▸ **Set problem**:
Identify the lines that contain the string "marker" and copy all of them.

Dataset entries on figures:
--*--
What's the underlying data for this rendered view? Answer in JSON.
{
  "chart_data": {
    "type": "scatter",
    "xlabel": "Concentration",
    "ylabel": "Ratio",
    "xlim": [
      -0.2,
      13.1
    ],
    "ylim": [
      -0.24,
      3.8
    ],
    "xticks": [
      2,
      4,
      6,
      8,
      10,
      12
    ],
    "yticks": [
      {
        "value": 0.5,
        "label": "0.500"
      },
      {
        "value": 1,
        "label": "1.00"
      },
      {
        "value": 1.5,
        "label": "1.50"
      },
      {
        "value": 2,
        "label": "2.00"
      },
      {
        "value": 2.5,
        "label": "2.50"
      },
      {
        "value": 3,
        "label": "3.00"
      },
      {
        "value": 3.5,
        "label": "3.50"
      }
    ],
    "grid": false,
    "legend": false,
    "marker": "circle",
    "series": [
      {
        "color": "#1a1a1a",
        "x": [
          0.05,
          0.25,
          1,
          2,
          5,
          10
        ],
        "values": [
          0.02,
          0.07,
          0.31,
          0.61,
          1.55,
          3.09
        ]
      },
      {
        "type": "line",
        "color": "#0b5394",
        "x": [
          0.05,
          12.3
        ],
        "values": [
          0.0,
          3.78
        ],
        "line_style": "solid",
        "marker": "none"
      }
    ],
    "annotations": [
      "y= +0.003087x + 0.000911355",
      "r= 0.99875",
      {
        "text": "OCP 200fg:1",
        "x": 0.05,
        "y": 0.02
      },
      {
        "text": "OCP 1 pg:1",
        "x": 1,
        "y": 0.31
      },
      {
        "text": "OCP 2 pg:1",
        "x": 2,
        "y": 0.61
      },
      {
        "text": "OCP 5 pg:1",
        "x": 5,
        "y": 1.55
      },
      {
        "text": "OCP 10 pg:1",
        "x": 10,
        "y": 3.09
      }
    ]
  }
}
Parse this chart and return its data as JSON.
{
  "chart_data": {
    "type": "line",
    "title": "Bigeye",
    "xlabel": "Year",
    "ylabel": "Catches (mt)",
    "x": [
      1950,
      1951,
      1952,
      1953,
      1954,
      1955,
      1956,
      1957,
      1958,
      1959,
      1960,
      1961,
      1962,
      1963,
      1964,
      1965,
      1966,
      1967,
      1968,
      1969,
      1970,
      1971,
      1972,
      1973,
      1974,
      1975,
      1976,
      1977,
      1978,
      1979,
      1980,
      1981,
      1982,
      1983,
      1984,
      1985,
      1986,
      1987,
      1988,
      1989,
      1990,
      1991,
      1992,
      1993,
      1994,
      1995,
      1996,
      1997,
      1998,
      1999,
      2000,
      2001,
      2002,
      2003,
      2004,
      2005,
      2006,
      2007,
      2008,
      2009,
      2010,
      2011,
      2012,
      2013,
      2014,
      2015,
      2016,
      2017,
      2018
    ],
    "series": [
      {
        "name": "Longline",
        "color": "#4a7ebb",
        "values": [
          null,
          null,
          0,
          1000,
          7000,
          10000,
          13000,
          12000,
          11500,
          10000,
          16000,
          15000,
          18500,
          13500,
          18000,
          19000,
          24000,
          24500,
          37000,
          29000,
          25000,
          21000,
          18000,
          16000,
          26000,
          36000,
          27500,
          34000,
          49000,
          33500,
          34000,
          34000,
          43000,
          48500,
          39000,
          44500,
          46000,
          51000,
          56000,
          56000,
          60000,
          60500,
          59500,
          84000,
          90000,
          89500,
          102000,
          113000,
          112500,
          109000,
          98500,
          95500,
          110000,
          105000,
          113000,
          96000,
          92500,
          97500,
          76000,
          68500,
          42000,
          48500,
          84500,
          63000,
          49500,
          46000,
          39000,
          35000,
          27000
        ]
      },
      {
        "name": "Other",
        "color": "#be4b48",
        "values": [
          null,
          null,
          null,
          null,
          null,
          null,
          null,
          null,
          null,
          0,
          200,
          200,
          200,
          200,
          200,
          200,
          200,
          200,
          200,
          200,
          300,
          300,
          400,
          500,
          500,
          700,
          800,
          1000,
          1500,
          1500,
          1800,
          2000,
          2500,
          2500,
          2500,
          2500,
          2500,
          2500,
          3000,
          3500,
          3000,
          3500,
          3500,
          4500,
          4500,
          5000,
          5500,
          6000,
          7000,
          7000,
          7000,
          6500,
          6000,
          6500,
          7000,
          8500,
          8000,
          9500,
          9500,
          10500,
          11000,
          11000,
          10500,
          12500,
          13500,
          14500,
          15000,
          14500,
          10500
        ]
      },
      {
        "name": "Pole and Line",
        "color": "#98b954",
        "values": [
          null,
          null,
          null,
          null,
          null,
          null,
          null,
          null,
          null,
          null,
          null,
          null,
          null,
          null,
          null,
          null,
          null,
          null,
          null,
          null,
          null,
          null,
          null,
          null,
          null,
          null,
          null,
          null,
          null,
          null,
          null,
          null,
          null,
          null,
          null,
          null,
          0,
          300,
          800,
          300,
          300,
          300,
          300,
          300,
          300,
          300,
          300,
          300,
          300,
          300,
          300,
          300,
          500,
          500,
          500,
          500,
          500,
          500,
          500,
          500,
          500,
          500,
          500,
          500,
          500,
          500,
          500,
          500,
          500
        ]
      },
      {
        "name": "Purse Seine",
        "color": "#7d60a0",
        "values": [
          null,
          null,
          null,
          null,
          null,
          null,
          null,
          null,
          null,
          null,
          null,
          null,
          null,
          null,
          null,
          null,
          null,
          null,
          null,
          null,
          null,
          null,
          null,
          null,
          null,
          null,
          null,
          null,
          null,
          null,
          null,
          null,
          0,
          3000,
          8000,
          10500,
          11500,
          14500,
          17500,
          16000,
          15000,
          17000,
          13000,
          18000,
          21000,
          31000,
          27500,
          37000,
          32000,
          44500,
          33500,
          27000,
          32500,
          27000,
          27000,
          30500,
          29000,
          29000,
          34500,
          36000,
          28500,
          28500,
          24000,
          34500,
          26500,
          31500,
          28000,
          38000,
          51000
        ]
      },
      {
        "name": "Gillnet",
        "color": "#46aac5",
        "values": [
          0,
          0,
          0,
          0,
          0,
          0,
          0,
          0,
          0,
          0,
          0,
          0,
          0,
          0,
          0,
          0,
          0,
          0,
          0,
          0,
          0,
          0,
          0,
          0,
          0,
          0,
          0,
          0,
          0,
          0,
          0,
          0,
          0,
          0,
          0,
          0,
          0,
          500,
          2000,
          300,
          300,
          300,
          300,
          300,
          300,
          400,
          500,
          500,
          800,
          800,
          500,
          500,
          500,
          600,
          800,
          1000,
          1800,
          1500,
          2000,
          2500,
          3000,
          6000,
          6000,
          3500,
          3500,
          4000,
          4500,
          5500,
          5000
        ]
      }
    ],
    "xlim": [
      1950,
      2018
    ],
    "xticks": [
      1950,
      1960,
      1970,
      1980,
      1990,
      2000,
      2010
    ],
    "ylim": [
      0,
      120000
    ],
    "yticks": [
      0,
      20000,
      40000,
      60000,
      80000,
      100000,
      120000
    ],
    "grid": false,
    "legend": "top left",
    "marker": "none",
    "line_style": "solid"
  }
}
--*--
▸ **Response for this exercise**:
    "marker": "circle",
        "marker": "none"
    "marker": "none",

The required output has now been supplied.